Stored data:

☆ ☆ ☆

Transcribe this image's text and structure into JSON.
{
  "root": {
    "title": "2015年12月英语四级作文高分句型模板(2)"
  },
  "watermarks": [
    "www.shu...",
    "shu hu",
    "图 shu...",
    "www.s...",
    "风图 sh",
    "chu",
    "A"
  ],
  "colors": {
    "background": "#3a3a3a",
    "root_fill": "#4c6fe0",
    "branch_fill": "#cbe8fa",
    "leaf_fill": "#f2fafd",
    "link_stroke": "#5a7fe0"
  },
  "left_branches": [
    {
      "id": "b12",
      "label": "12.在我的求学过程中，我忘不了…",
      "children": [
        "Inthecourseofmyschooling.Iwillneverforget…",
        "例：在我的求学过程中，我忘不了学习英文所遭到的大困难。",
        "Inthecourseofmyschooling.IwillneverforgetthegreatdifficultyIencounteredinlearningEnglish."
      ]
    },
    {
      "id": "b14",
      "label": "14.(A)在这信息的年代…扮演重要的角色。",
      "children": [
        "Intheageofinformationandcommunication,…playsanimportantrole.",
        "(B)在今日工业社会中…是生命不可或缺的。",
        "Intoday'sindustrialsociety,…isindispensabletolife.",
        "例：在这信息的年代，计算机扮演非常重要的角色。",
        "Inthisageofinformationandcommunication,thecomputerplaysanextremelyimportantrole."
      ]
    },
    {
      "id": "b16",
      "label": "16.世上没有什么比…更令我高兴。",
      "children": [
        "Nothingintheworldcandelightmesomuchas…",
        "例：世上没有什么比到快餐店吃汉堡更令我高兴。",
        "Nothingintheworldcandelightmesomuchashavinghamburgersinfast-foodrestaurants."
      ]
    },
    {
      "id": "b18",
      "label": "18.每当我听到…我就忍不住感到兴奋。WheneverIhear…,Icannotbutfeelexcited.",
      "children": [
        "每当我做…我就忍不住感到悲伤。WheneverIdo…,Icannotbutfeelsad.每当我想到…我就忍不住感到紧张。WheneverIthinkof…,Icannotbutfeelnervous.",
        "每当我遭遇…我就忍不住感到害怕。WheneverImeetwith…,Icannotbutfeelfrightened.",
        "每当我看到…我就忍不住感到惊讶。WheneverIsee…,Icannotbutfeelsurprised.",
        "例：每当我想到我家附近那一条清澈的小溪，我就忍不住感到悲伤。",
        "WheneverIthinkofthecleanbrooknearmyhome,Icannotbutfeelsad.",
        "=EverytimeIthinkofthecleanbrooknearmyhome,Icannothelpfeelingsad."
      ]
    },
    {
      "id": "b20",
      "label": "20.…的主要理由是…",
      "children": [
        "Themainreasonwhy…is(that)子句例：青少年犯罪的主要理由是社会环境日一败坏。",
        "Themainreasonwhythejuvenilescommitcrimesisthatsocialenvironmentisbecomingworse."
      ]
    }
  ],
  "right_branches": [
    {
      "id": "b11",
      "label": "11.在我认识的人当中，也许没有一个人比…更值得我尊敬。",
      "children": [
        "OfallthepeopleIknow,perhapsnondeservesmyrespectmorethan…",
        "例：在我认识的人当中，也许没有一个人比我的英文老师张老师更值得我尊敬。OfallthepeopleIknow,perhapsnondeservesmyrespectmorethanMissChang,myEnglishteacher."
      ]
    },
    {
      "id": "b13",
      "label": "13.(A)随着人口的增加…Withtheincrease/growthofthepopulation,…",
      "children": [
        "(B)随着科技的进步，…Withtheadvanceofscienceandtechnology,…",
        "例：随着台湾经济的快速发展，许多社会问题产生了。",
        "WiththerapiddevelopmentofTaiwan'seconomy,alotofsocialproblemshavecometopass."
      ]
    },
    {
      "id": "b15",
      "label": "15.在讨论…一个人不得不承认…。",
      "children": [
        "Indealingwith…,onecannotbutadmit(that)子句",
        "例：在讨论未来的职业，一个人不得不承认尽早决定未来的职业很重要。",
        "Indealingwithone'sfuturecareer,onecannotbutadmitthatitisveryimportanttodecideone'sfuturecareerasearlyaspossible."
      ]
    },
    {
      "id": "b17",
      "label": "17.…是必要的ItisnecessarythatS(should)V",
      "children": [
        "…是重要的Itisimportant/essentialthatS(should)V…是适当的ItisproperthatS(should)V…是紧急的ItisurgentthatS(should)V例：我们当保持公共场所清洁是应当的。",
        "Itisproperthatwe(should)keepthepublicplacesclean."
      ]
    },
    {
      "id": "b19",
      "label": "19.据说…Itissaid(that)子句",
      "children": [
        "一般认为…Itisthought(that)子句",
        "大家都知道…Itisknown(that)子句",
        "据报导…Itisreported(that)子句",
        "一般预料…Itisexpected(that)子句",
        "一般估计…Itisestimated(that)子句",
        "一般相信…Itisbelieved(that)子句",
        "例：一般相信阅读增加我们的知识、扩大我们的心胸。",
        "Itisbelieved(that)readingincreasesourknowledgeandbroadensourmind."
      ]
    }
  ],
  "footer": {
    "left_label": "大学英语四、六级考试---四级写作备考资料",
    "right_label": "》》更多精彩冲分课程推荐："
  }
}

☆ ☆ ☆

PROBLEM DESCRIPTION: Reproduce every entry shown above, precisely as it stands.

RESULT:
Transcribe this image's text and structure into JSON.
{
  "root": {
    "title": "2015年12月英语四级作文高分句型模板(2)"
  },
  "watermarks": [
    "www.shu...",
    "shu hu",
    "图 shu...",
    "www.s...",
    "风图 sh",
    "chu",
    "A"
  ],
  "colors": {
    "background": "#3a3a3a",
    "root_fill": "#4c6fe0",
    "branch_fill": "#cbe8fa",
    "leaf_fill": "#f2fafd",
    "link_stroke": "#5a7fe0"
  },
  "left_branches": [
    {
      "id": "b12",
      "label": "12.在我的求学过程中，我忘不了…",
      "children": [
        "Inthecourseofmyschooling.Iwillneverforget…",
        "例：在我的求学过程中，我忘不了学习英文所遭到的大困难。",
        "Inthecourseofmyschooling.IwillneverforgetthegreatdifficultyIencounteredinlearningEnglish."
      ]
    },
    {
      "id": "b14",
      "label": "14.(A)在这信息的年代…扮演重要的角色。",
      "children": [
        "Intheageofinformationandcommunication,…playsanimportantrole.",
        "(B)在今日工业社会中…是生命不可或缺的。",
        "Intoday'sindustrialsociety,…isindispensabletolife.",
        "例：在这信息的年代，计算机扮演非常重要的角色。",
        "Inthisageofinformationandcommunication,thecomputerplaysanextremelyimportantrole."
      ]
    },
    {
      "id": "b16",
      "label": "16.世上没有什么比…更令我高兴。",
      "children": [
        "Nothingintheworldcandelightmesomuchas…",
        "例：世上没有什么比到快餐店吃汉堡更令我高兴。",
        "Nothingintheworldcandelightmesomuchashavinghamburgersinfast-foodrestaurants."
      ]
    },
    {
      "id": "b18",
      "label": "18.每当我听到…我就忍不住感到兴奋。WheneverIhear…,Icannotbutfeelexcited.",
      "children": [
        "每当我做…我就忍不住感到悲伤。WheneverIdo…,Icannotbutfeelsad.每当我想到…我就忍不住感到紧张。WheneverIthinkof…,Icannotbutfeelnervous.",
        "每当我遭遇…我就忍不住感到害怕。WheneverImeetwith…,Icannotbutfeelfrightened.",
        "每当我看到…我就忍不住感到惊讶。WheneverIsee…,Icannotbutfeelsurprised.",
        "例：每当我想到我家附近那一条清澈的小溪，我就忍不住感到悲伤。",
        "WheneverIthinkofthecleanbrooknearmyhome,Icannotbutfeelsad.",
        "=EverytimeIthinkofthecleanbrooknearmyhome,Icannothelpfeelingsad."
      ]
    },
    {
      "id": "b20",
      "label": "20.…的主要理由是…",
      "children": [
        "Themainreasonwhy…is(that)子句例：青少年犯罪的主要理由是社会环境日一败坏。",
        "Themainreasonwhythejuvenilescommitcrimesisthatsocialenvironmentisbecomingworse."
      ]
    }
  ],
  "right_branches": [
    {
      "id": "b11",
      "label": "11.在我认识的人当中，也许没有一个人比…更值得我尊敬。",
      "children": [
        "OfallthepeopleIknow,perhapsnondeservesmyrespectmorethan…",
        "例：在我认识的人当中，也许没有一个人比我的英文老师张老师更值得我尊敬。OfallthepeopleIknow,perhapsnondeservesmyrespectmorethanMissChang,myEnglishteacher."
      ]
    },
    {
      "id": "b13",
      "label": "13.(A)随着人口的增加…Withtheincrease/growthofthepopulation,…",
      "children": [
        "(B)随着科技的进步，…Withtheadvanceofscienceandtechnology,…",
        "例：随着台湾经济的快速发展，许多社会问题产生了。",
        "WiththerapiddevelopmentofTaiwan'seconomy,alotofsocialproblemshavecometopass."
      ]
    },
    {
      "id": "b15",
      "label": "15.在讨论…一个人不得不承认…。",
      "children": [
        "Indealingwith…,onecannotbutadmit(that)子句",
        "例：在讨论未来的职业，一个人不得不承认尽早决定未来的职业很重要。",
        "Indealingwithone'sfuturecareer,onecannotbutadmitthatitisveryimportanttodecideone'sfuturecareerasearlyaspossible."
      ]
    },
    {
      "id": "b17",
      "label": "17.…是必要的ItisnecessarythatS(should)V",
      "children": [
        "…是重要的Itisimportant/essentialthatS(should)V…是适当的ItisproperthatS(should)V…是紧急的ItisurgentthatS(should)V例：我们当保持公共场所清洁是应当的。",
        "Itisproperthatwe(should)keepthepublicplacesclean."
      ]
    },
    {
      "id": "b19",
      "label": "19.据说…Itissaid(that)子句",
      "children": [
        "一般认为…Itisthought(that)子句",
        "大家都知道…Itisknown(that)子句",
        "据报导…Itisreported(that)子句",
        "一般预料…Itisexpected(that)子句",
        "一般估计…Itisestimated(that)子句",
        "一般相信…Itisbelieved(that)子句",
        "例：一般相信阅读增加我们的知识、扩大我们的心胸。",
        "Itisbelieved(that)readingincreasesourknowledgeandbroadensourmind."
      ]
    }
  ],
  "footer": {
    "left_label": "大学英语四、六级考试---四级写作备考资料",
    "right_label": "》》更多精彩冲分课程推荐："
  }
}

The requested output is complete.